GIVEN DATA

-*-

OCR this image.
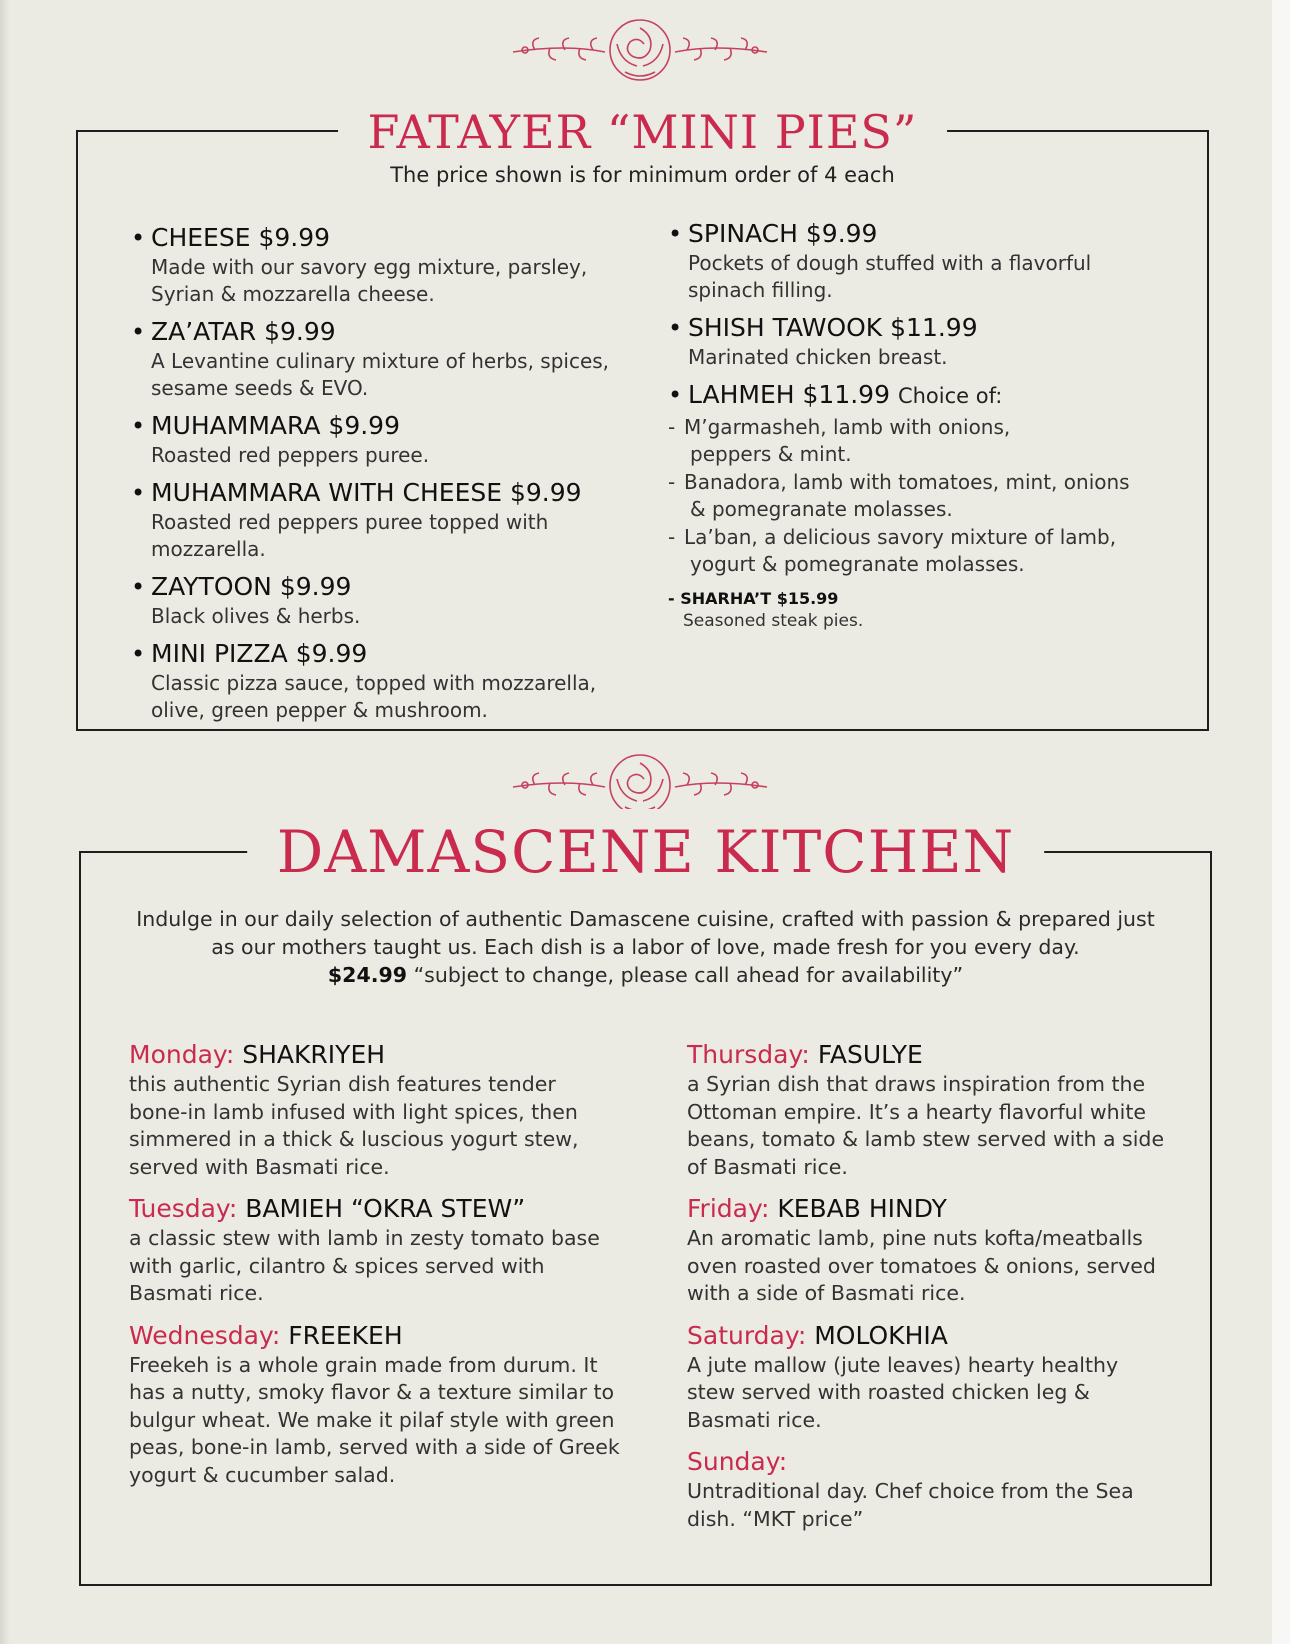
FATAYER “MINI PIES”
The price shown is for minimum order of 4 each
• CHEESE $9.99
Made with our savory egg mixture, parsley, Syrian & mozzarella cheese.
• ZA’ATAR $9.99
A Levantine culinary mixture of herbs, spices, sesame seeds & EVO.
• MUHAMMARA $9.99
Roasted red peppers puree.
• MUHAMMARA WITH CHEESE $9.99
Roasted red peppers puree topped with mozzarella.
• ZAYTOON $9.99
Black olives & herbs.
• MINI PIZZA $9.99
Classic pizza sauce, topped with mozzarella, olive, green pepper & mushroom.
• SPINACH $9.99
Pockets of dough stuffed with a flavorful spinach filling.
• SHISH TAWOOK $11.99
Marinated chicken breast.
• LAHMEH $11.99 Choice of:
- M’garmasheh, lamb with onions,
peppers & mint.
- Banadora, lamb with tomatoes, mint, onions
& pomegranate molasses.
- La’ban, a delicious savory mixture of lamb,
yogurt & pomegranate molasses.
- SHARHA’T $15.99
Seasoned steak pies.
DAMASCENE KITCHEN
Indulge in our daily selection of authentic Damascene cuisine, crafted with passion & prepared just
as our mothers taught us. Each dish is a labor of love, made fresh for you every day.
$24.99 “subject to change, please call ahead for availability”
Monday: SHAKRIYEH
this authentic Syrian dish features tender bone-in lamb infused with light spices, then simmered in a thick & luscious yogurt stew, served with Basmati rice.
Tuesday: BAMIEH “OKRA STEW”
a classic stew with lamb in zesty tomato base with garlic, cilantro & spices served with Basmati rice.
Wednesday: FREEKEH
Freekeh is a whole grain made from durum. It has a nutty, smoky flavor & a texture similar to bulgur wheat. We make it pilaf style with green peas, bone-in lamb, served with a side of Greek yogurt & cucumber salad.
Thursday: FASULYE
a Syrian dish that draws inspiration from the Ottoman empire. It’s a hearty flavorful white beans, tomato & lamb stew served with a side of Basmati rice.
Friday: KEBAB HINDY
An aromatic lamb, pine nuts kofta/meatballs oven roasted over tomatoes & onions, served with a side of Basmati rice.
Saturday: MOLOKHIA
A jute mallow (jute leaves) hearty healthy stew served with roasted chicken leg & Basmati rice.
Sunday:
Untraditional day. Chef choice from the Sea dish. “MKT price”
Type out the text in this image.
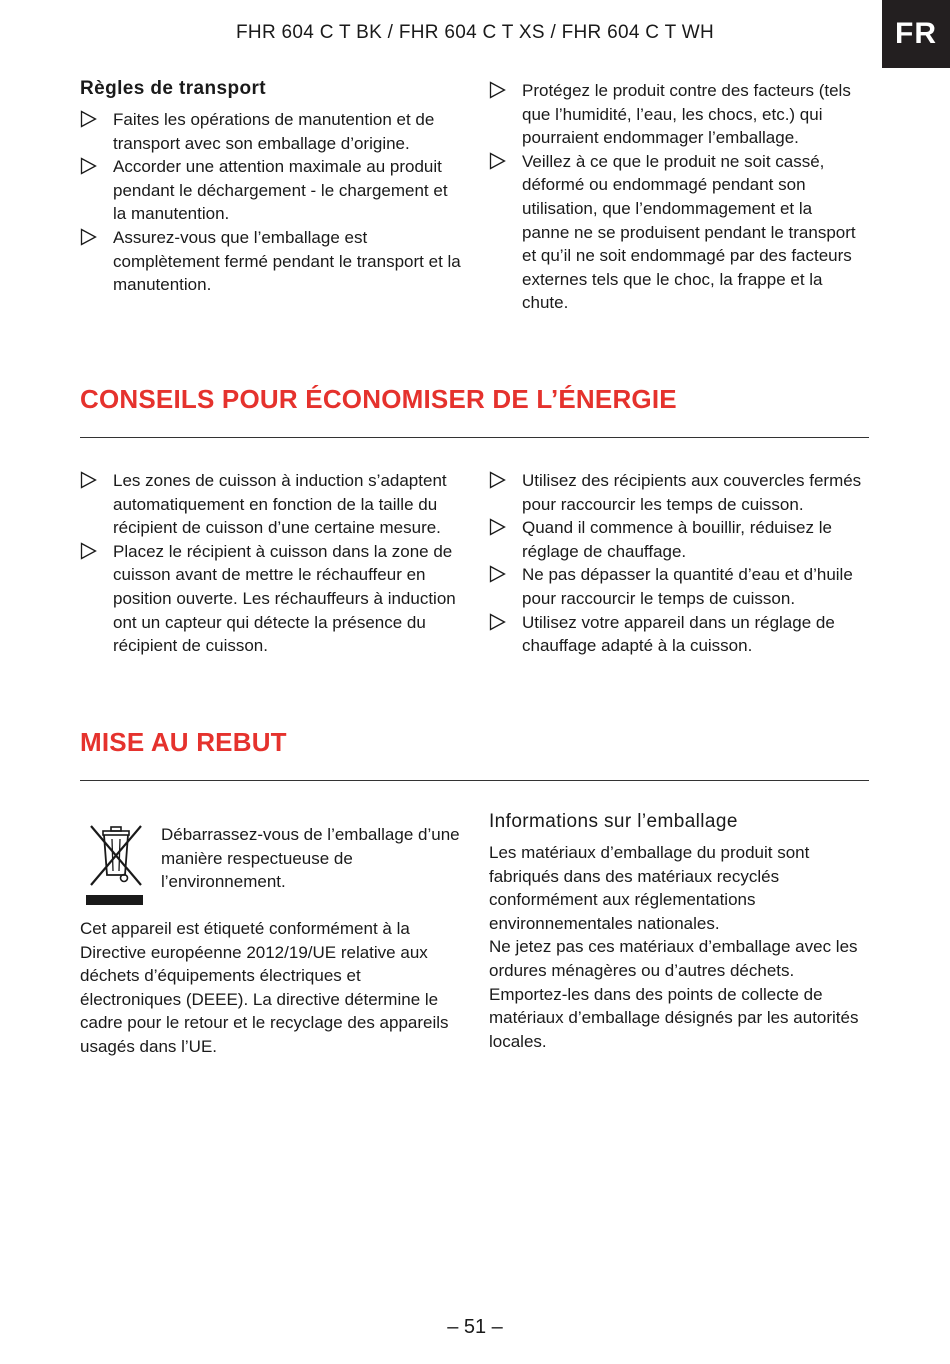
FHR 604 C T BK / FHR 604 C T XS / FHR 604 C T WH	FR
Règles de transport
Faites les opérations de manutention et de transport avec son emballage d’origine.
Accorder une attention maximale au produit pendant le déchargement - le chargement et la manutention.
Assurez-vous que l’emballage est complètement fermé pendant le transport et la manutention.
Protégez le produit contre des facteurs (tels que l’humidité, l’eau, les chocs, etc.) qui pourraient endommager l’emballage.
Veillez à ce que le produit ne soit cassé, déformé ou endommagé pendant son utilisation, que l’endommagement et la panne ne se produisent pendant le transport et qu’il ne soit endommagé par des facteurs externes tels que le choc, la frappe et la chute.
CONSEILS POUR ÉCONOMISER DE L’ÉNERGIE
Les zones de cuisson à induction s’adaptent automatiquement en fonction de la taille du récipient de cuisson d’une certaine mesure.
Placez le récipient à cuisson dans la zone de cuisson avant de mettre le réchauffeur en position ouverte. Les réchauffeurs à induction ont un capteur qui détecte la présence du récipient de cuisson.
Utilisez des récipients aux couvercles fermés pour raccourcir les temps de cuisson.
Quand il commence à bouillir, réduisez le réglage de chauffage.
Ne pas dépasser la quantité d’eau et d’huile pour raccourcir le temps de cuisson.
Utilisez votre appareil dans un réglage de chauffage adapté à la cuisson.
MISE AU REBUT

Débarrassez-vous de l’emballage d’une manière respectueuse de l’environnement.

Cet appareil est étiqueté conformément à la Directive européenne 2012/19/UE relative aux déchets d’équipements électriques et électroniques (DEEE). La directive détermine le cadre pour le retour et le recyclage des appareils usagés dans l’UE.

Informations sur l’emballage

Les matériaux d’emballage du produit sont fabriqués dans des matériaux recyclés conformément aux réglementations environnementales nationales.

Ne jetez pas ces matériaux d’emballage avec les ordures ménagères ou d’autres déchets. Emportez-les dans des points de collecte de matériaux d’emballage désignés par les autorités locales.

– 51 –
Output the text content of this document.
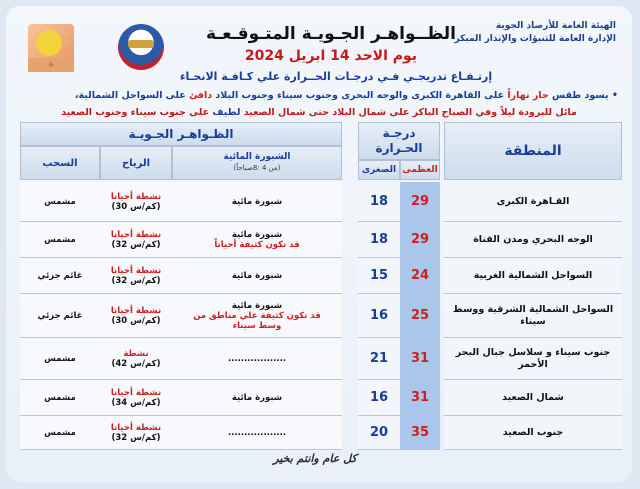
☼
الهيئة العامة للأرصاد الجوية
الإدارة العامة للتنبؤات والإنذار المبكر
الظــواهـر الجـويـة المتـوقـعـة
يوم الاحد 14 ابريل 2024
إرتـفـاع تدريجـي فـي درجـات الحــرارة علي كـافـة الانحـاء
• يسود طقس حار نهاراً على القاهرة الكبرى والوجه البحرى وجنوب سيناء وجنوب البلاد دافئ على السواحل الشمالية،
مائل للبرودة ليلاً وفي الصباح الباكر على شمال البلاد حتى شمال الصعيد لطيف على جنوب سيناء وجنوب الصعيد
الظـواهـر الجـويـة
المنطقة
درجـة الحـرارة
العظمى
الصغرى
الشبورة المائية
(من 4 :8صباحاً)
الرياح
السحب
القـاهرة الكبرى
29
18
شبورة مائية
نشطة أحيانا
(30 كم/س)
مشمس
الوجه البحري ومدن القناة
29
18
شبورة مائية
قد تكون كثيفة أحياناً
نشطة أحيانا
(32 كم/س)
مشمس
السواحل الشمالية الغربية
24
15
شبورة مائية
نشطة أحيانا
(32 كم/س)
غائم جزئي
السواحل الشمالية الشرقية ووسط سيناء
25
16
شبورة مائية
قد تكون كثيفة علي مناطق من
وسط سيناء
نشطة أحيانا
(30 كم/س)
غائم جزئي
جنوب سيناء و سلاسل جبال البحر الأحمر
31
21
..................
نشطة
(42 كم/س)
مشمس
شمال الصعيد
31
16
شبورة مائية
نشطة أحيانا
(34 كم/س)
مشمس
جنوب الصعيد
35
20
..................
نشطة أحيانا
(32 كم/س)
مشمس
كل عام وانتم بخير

-*-

YOUR TASK
Take the entries shown above and quote them verbatim, passing over the pictures.

SOLUTION TO THIS PROBLEM
OCR this image.
FATAYER “MINI PIES”
The price shown is for minimum order of 4 each
• CHEESE $9.99
Made with our savory egg mixture, parsley, Syrian & mozzarella cheese.
• ZA’ATAR $9.99
A Levantine culinary mixture of herbs, spices, sesame seeds & EVO.
• MUHAMMARA $9.99
Roasted red peppers puree.
• MUHAMMARA WITH CHEESE $9.99
Roasted red peppers puree topped with mozzarella.
• ZAYTOON $9.99
Black olives & herbs.
• MINI PIZZA $9.99
Classic pizza sauce, topped with mozzarella, olive, green pepper & mushroom.
• SPINACH $9.99
Pockets of dough stuffed with a flavorful spinach filling.
• SHISH TAWOOK $11.99
Marinated chicken breast.
• LAHMEH $11.99 Choice of:
- M’garmasheh, lamb with onions,
peppers & mint.
- Banadora, lamb with tomatoes, mint, onions
& pomegranate molasses.
- La’ban, a delicious savory mixture of lamb,
yogurt & pomegranate molasses.
- SHARHA’T $15.99
Seasoned steak pies.
DAMASCENE KITCHEN
Indulge in our daily selection of authentic Damascene cuisine, crafted with passion & prepared just
as our mothers taught us. Each dish is a labor of love, made fresh for you every day.
$24.99 “subject to change, please call ahead for availability”
Monday: SHAKRIYEH
this authentic Syrian dish features tender bone-in lamb infused with light spices, then simmered in a thick & luscious yogurt stew, served with Basmati rice.
Tuesday: BAMIEH “OKRA STEW”
a classic stew with lamb in zesty tomato base with garlic, cilantro & spices served with Basmati rice.
Wednesday: FREEKEH
Freekeh is a whole grain made from durum. It has a nutty, smoky flavor & a texture similar to bulgur wheat. We make it pilaf style with green peas, bone-in lamb, served with a side of Greek yogurt & cucumber salad.
Thursday: FASULYE
a Syrian dish that draws inspiration from the Ottoman empire. It’s a hearty flavorful white beans, tomato & lamb stew served with a side of Basmati rice.
Friday: KEBAB HINDY
An aromatic lamb, pine nuts kofta/meatballs oven roasted over tomatoes & onions, served with a side of Basmati rice.
Saturday: MOLOKHIA
A jute mallow (jute leaves) hearty healthy stew served with roasted chicken leg & Basmati rice.
Sunday:
Untraditional day. Chef choice from the Sea dish. “MKT price”
Type out the text in this image.
FHR 604 C T BK / FHR 604 C T XS / FHR 604 C T WH	FR
Règles de transport
Faites les opérations de manutention et de transport avec son emballage d’origine.
Accorder une attention maximale au produit pendant le déchargement - le chargement et la manutention.
Assurez-vous que l’emballage est complètement fermé pendant le transport et la manutention.
Protégez le produit contre des facteurs (tels que l’humidité, l’eau, les chocs, etc.) qui pourraient endommager l’emballage.
Veillez à ce que le produit ne soit cassé, déformé ou endommagé pendant son utilisation, que l’endommagement et la panne ne se produisent pendant le transport et qu’il ne soit endommagé par des facteurs externes tels que le choc, la frappe et la chute.
CONSEILS POUR ÉCONOMISER DE L’ÉNERGIE
Les zones de cuisson à induction s’adaptent automatiquement en fonction de la taille du récipient de cuisson d’une certaine mesure.
Placez le récipient à cuisson dans la zone de cuisson avant de mettre le réchauffeur en position ouverte. Les réchauffeurs à induction ont un capteur qui détecte la présence du récipient de cuisson.
Utilisez des récipients aux couvercles fermés pour raccourcir les temps de cuisson.
Quand il commence à bouillir, réduisez le réglage de chauffage.
Ne pas dépasser la quantité d’eau et d’huile pour raccourcir le temps de cuisson.
Utilisez votre appareil dans un réglage de chauffage adapté à la cuisson.
MISE AU REBUT

Débarrassez-vous de l’emballage d’une manière respectueuse de l’environnement.

Cet appareil est étiqueté conformément à la Directive européenne 2012/19/UE relative aux déchets d’équipements électriques et électroniques (DEEE). La directive détermine le cadre pour le retour et le recyclage des appareils usagés dans l’UE.

Informations sur l’emballage

Les matériaux d’emballage du produit sont fabriqués dans des matériaux recyclés conformément aux réglementations environnementales nationales.

Ne jetez pas ces matériaux d’emballage avec les ordures ménagères ou d’autres déchets. Emportez-les dans des points de collecte de matériaux d’emballage désignés par les autorités locales.

– 51 –
Output the text content of this document.
☼
الهيئة العامة للأرصاد الجوية
الإدارة العامة للتنبؤات والإنذار المبكر
الظــواهـر الجـويـة المتـوقـعـة
يوم الاحد 14 ابريل 2024
إرتـفـاع تدريجـي فـي درجـات الحــرارة علي كـافـة الانحـاء
• يسود طقس حار نهاراً على القاهرة الكبرى والوجه البحرى وجنوب سيناء وجنوب البلاد دافئ على السواحل الشمالية،
مائل للبرودة ليلاً وفي الصباح الباكر على شمال البلاد حتى شمال الصعيد لطيف على جنوب سيناء وجنوب الصعيد
الظـواهـر الجـويـة
المنطقة
درجـة الحـرارة
العظمى
الصغرى
الشبورة المائية
(من 4 :8صباحاً)
الرياح
السحب
القـاهرة الكبرى
29
18
شبورة مائية
نشطة أحيانا
(30 كم/س)
مشمس
الوجه البحري ومدن القناة
29
18
شبورة مائية
قد تكون كثيفة أحياناً
نشطة أحيانا
(32 كم/س)
مشمس
السواحل الشمالية الغربية
24
15
شبورة مائية
نشطة أحيانا
(32 كم/س)
غائم جزئي
السواحل الشمالية الشرقية ووسط سيناء
25
16
شبورة مائية
قد تكون كثيفة علي مناطق من
وسط سيناء
نشطة أحيانا
(30 كم/س)
غائم جزئي
جنوب سيناء و سلاسل جبال البحر الأحمر
31
21
..................
نشطة
(42 كم/س)
مشمس
شمال الصعيد
31
16
شبورة مائية
نشطة أحيانا
(34 كم/س)
مشمس
جنوب الصعيد
35
20
..................
نشطة أحيانا
(32 كم/س)
مشمس
كل عام وانتم بخير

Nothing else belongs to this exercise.